-- BEGIN Source material --

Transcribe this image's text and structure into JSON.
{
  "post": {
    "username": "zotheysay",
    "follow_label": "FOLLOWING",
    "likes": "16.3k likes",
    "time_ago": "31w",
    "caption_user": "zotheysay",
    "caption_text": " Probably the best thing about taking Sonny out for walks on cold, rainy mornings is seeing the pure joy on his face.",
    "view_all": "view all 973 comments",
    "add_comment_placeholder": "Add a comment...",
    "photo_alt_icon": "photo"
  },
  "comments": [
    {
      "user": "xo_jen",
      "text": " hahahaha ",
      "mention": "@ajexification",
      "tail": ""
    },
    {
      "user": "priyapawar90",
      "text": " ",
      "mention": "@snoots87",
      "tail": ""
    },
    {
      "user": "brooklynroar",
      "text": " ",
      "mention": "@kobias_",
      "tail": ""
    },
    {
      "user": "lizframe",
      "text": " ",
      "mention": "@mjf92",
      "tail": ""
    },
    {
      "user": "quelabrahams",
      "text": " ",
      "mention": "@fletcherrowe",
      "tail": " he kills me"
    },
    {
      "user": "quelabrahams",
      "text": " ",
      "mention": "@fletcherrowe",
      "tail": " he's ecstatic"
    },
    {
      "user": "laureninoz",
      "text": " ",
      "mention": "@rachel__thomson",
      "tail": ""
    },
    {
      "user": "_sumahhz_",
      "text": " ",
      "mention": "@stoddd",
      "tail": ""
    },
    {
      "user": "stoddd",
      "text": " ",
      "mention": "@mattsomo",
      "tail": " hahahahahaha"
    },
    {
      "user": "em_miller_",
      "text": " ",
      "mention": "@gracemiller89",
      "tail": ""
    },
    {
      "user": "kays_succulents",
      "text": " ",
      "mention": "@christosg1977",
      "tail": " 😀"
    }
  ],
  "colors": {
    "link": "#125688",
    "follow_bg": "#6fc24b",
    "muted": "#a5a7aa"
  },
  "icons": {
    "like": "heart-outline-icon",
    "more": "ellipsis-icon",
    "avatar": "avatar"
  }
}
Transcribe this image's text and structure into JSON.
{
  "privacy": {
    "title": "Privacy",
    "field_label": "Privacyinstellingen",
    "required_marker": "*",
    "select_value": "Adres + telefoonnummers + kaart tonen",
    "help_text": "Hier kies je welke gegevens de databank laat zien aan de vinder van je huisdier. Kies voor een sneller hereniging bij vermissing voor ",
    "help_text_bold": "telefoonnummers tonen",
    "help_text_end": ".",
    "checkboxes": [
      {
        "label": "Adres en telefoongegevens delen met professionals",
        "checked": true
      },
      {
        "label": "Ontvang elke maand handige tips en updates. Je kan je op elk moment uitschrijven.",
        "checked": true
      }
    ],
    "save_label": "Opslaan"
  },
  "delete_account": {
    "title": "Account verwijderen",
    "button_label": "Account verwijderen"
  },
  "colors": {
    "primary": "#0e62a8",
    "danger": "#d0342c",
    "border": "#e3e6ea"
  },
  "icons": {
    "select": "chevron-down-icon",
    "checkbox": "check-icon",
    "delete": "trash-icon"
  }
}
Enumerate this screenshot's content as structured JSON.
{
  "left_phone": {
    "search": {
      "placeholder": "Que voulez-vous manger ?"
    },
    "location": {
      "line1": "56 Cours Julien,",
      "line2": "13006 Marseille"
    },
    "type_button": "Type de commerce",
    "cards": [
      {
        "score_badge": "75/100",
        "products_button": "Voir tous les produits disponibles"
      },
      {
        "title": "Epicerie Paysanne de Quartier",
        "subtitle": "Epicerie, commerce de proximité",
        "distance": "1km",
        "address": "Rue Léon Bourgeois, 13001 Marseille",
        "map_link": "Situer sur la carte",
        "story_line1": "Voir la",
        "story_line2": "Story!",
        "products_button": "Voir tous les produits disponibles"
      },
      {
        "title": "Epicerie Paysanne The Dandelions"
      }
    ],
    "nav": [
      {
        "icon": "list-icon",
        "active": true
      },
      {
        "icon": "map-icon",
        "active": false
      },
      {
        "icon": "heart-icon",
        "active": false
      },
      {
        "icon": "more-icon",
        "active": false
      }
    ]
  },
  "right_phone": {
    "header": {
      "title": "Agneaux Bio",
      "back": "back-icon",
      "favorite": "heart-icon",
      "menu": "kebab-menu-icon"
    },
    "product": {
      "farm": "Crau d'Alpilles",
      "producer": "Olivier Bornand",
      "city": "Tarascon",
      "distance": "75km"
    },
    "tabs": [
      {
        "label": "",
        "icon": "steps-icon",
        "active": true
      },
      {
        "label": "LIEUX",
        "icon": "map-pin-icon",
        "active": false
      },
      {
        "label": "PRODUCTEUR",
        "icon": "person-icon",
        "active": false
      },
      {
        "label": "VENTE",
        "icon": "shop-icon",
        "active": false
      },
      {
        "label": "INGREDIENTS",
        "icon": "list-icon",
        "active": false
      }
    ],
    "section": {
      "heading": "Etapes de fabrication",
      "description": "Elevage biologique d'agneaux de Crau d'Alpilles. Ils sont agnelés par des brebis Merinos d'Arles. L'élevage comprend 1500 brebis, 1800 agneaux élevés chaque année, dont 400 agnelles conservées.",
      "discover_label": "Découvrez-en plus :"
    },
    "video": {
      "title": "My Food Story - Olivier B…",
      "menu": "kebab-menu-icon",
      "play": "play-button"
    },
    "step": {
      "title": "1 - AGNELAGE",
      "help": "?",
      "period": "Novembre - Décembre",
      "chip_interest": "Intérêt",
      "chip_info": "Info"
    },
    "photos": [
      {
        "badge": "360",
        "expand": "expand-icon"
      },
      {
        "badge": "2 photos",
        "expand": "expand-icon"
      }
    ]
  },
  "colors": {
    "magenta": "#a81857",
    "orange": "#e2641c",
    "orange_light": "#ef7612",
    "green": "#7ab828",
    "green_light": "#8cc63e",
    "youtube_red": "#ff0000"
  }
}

-- END Source material --

§ **Directive**
Return all of the data precisely as it appears.

§ **Output below**
Transcribe this image's text and structure into JSON.
{
  "post": {
    "username": "zotheysay",
    "follow_label": "FOLLOWING",
    "likes": "16.3k likes",
    "time_ago": "31w",
    "caption_user": "zotheysay",
    "caption_text": " Probably the best thing about taking Sonny out for walks on cold, rainy mornings is seeing the pure joy on his face.",
    "view_all": "view all 973 comments",
    "add_comment_placeholder": "Add a comment...",
    "photo_alt_icon": "photo"
  },
  "comments": [
    {
      "user": "xo_jen",
      "text": " hahahaha ",
      "mention": "@ajexification",
      "tail": ""
    },
    {
      "user": "priyapawar90",
      "text": " ",
      "mention": "@snoots87",
      "tail": ""
    },
    {
      "user": "brooklynroar",
      "text": " ",
      "mention": "@kobias_",
      "tail": ""
    },
    {
      "user": "lizframe",
      "text": " ",
      "mention": "@mjf92",
      "tail": ""
    },
    {
      "user": "quelabrahams",
      "text": " ",
      "mention": "@fletcherrowe",
      "tail": " he kills me"
    },
    {
      "user": "quelabrahams",
      "text": " ",
      "mention": "@fletcherrowe",
      "tail": " he's ecstatic"
    },
    {
      "user": "laureninoz",
      "text": " ",
      "mention": "@rachel__thomson",
      "tail": ""
    },
    {
      "user": "_sumahhz_",
      "text": " ",
      "mention": "@stoddd",
      "tail": ""
    },
    {
      "user": "stoddd",
      "text": " ",
      "mention": "@mattsomo",
      "tail": " hahahahahaha"
    },
    {
      "user": "em_miller_",
      "text": " ",
      "mention": "@gracemiller89",
      "tail": ""
    },
    {
      "user": "kays_succulents",
      "text": " ",
      "mention": "@christosg1977",
      "tail": " 😀"
    }
  ],
  "colors": {
    "link": "#125688",
    "follow_bg": "#6fc24b",
    "muted": "#a5a7aa"
  },
  "icons": {
    "like": "heart-outline-icon",
    "more": "ellipsis-icon",
    "avatar": "avatar"
  }
}
Transcribe this image's text and structure into JSON.
{
  "privacy": {
    "title": "Privacy",
    "field_label": "Privacyinstellingen",
    "required_marker": "*",
    "select_value": "Adres + telefoonnummers + kaart tonen",
    "help_text": "Hier kies je welke gegevens de databank laat zien aan de vinder van je huisdier. Kies voor een sneller hereniging bij vermissing voor ",
    "help_text_bold": "telefoonnummers tonen",
    "help_text_end": ".",
    "checkboxes": [
      {
        "label": "Adres en telefoongegevens delen met professionals",
        "checked": true
      },
      {
        "label": "Ontvang elke maand handige tips en updates. Je kan je op elk moment uitschrijven.",
        "checked": true
      }
    ],
    "save_label": "Opslaan"
  },
  "delete_account": {
    "title": "Account verwijderen",
    "button_label": "Account verwijderen"
  },
  "colors": {
    "primary": "#0e62a8",
    "danger": "#d0342c",
    "border": "#e3e6ea"
  },
  "icons": {
    "select": "chevron-down-icon",
    "checkbox": "check-icon",
    "delete": "trash-icon"
  }
}
Enumerate this screenshot's content as structured JSON.
{
  "left_phone": {
    "search": {
      "placeholder": "Que voulez-vous manger ?"
    },
    "location": {
      "line1": "56 Cours Julien,",
      "line2": "13006 Marseille"
    },
    "type_button": "Type de commerce",
    "cards": [
      {
        "score_badge": "75/100",
        "products_button": "Voir tous les produits disponibles"
      },
      {
        "title": "Epicerie Paysanne de Quartier",
        "subtitle": "Epicerie, commerce de proximité",
        "distance": "1km",
        "address": "Rue Léon Bourgeois, 13001 Marseille",
        "map_link": "Situer sur la carte",
        "story_line1": "Voir la",
        "story_line2": "Story!",
        "products_button": "Voir tous les produits disponibles"
      },
      {
        "title": "Epicerie Paysanne The Dandelions"
      }
    ],
    "nav": [
      {
        "icon": "list-icon",
        "active": true
      },
      {
        "icon": "map-icon",
        "active": false
      },
      {
        "icon": "heart-icon",
        "active": false
      },
      {
        "icon": "more-icon",
        "active": false
      }
    ]
  },
  "right_phone": {
    "header": {
      "title": "Agneaux Bio",
      "back": "back-icon",
      "favorite": "heart-icon",
      "menu": "kebab-menu-icon"
    },
    "product": {
      "farm": "Crau d'Alpilles",
      "producer": "Olivier Bornand",
      "city": "Tarascon",
      "distance": "75km"
    },
    "tabs": [
      {
        "label": "",
        "icon": "steps-icon",
        "active": true
      },
      {
        "label": "LIEUX",
        "icon": "map-pin-icon",
        "active": false
      },
      {
        "label": "PRODUCTEUR",
        "icon": "person-icon",
        "active": false
      },
      {
        "label": "VENTE",
        "icon": "shop-icon",
        "active": false
      },
      {
        "label": "INGREDIENTS",
        "icon": "list-icon",
        "active": false
      }
    ],
    "section": {
      "heading": "Etapes de fabrication",
      "description": "Elevage biologique d'agneaux de Crau d'Alpilles. Ils sont agnelés par des brebis Merinos d'Arles. L'élevage comprend 1500 brebis, 1800 agneaux élevés chaque année, dont 400 agnelles conservées.",
      "discover_label": "Découvrez-en plus :"
    },
    "video": {
      "title": "My Food Story - Olivier B…",
      "menu": "kebab-menu-icon",
      "play": "play-button"
    },
    "step": {
      "title": "1 - AGNELAGE",
      "help": "?",
      "period": "Novembre - Décembre",
      "chip_interest": "Intérêt",
      "chip_info": "Info"
    },
    "photos": [
      {
        "badge": "360",
        "expand": "expand-icon"
      },
      {
        "badge": "2 photos",
        "expand": "expand-icon"
      }
    ]
  },
  "colors": {
    "magenta": "#a81857",
    "orange": "#e2641c",
    "orange_light": "#ef7612",
    "green": "#7ab828",
    "green_light": "#8cc63e",
    "youtube_red": "#ff0000"
  }
}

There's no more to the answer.